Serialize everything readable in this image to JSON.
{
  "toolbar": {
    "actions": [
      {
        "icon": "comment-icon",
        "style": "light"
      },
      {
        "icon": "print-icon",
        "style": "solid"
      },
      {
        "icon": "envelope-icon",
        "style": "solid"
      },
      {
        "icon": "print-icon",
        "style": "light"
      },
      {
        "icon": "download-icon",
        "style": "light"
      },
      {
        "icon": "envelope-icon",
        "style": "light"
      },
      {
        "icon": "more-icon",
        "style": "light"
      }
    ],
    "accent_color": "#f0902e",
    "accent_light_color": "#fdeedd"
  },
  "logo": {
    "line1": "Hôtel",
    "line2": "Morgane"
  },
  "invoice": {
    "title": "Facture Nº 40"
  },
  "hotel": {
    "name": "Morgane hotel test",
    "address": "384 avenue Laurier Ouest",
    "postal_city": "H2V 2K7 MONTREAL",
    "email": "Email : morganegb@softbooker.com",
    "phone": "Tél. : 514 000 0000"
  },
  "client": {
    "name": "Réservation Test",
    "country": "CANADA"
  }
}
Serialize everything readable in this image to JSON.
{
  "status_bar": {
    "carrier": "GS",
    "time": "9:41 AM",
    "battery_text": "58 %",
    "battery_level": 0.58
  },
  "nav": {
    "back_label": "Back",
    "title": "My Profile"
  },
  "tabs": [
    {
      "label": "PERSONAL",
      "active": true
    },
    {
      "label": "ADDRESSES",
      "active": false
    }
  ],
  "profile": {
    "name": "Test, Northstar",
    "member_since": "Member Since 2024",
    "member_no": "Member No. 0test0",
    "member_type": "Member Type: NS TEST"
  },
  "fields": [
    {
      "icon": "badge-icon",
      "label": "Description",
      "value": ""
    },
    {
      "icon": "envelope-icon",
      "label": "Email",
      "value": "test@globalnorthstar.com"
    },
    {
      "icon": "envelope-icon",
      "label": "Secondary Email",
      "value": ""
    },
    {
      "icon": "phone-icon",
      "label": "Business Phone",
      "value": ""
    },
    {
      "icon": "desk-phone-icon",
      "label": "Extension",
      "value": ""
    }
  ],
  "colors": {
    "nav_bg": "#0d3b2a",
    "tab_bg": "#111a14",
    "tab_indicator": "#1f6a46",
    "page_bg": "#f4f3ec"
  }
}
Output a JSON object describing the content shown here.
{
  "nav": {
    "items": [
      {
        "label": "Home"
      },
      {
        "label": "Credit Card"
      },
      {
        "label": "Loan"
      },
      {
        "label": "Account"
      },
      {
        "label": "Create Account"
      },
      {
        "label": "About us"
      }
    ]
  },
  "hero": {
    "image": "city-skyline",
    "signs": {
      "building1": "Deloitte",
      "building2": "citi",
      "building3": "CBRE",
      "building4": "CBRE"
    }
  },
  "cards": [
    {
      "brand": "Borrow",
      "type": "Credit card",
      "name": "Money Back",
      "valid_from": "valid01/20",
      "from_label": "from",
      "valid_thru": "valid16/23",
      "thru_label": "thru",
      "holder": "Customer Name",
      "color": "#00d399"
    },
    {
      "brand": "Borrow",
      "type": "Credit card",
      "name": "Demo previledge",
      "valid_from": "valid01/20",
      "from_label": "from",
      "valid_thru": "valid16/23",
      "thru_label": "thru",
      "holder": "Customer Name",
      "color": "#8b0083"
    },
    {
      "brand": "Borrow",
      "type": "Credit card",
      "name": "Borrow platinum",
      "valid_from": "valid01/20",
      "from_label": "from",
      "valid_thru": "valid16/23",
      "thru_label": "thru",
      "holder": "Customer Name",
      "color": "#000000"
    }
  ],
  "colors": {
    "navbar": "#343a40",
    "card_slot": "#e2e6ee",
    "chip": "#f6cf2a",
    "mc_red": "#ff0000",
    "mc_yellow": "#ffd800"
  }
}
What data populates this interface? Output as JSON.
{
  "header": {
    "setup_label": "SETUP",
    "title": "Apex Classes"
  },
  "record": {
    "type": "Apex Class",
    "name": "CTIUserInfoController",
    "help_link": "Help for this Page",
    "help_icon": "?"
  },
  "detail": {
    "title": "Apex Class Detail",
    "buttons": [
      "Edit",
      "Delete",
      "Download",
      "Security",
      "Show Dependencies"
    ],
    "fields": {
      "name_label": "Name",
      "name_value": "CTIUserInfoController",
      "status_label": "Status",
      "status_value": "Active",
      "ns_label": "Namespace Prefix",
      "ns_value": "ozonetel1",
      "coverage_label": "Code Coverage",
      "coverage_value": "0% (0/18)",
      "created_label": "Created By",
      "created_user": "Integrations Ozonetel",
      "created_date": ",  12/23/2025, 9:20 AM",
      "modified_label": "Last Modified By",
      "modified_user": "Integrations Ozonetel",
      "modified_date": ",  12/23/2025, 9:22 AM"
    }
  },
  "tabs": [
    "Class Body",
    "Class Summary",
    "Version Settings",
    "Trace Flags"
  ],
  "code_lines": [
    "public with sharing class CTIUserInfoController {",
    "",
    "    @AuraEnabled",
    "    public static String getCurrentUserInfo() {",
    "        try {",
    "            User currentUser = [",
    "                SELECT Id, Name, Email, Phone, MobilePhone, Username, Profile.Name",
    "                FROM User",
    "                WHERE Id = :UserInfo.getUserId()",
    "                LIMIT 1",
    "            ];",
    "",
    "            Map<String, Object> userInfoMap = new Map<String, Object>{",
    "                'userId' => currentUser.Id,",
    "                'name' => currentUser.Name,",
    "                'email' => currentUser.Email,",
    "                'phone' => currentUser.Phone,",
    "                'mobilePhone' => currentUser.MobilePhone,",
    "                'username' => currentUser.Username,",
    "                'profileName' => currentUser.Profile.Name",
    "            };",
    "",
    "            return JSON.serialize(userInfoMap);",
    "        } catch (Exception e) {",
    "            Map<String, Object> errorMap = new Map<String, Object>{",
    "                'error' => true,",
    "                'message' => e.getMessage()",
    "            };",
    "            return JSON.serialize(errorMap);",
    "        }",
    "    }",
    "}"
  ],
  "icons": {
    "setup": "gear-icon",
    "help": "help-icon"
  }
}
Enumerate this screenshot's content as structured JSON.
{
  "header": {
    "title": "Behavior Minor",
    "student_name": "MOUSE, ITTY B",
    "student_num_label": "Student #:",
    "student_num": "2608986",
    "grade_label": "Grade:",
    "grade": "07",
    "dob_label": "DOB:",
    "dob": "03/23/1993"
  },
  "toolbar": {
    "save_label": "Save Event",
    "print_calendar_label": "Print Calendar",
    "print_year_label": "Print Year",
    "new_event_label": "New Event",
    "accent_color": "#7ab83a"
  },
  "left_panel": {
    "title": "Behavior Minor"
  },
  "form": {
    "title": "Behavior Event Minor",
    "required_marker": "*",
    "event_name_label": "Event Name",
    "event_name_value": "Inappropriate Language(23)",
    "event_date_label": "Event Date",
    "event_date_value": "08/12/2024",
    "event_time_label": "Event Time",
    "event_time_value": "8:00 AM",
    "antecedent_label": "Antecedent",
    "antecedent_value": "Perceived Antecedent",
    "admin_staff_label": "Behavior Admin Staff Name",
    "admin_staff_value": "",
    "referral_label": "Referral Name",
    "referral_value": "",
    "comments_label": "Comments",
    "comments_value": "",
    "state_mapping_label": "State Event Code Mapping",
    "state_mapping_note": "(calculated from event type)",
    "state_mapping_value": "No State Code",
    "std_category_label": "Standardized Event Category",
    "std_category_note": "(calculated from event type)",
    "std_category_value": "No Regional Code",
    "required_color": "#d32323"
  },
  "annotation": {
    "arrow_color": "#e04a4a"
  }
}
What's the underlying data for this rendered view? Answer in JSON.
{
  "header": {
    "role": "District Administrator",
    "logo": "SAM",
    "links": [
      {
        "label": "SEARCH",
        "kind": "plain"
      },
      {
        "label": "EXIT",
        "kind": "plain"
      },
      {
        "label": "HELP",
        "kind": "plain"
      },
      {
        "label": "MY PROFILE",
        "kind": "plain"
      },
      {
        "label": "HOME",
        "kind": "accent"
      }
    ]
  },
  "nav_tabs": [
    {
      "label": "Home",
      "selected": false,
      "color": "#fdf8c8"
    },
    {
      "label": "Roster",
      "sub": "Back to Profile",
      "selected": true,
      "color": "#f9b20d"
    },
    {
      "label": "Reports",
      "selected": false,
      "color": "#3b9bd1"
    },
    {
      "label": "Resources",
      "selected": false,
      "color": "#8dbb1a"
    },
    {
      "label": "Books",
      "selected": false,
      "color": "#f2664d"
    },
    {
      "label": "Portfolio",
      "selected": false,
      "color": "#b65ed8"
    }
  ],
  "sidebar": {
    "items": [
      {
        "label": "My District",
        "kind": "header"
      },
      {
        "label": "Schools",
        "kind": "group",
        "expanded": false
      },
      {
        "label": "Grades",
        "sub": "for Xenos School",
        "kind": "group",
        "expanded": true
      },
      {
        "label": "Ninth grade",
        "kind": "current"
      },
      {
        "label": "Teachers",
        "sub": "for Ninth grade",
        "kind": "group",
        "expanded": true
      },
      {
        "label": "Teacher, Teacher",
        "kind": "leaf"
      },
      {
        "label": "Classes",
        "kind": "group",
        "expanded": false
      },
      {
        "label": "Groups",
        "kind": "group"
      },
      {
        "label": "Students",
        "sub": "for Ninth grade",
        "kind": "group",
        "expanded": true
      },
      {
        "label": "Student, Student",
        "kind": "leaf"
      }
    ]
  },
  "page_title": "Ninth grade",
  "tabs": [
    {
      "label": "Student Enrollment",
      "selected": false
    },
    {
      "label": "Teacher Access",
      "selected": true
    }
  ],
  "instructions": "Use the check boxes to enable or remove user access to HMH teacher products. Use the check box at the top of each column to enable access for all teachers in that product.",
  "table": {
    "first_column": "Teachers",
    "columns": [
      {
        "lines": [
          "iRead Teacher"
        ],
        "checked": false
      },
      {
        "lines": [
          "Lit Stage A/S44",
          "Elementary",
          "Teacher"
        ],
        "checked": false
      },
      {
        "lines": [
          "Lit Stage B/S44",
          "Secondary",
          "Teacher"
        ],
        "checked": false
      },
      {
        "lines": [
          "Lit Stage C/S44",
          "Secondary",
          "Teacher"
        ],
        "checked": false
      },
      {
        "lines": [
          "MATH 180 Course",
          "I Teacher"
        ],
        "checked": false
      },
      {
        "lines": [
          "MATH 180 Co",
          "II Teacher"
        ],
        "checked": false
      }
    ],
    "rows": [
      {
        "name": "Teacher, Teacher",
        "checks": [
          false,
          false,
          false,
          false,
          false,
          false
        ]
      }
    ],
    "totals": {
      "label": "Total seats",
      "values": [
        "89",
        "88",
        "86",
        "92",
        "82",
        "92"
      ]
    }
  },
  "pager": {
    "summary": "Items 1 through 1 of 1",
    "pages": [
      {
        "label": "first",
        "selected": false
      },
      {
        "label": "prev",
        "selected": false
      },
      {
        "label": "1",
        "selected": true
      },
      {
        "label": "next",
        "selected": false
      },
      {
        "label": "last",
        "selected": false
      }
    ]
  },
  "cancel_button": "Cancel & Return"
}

**Description of the task:**
Reproduce every line of the listing above in which the string "MobilePhone" appears.

**Written reply:**
    "                SELECT Id, Name, Email, Phone, MobilePhone, Username, Profile.Name",
    "                'mobilePhone' => currentUser.MobilePhone,",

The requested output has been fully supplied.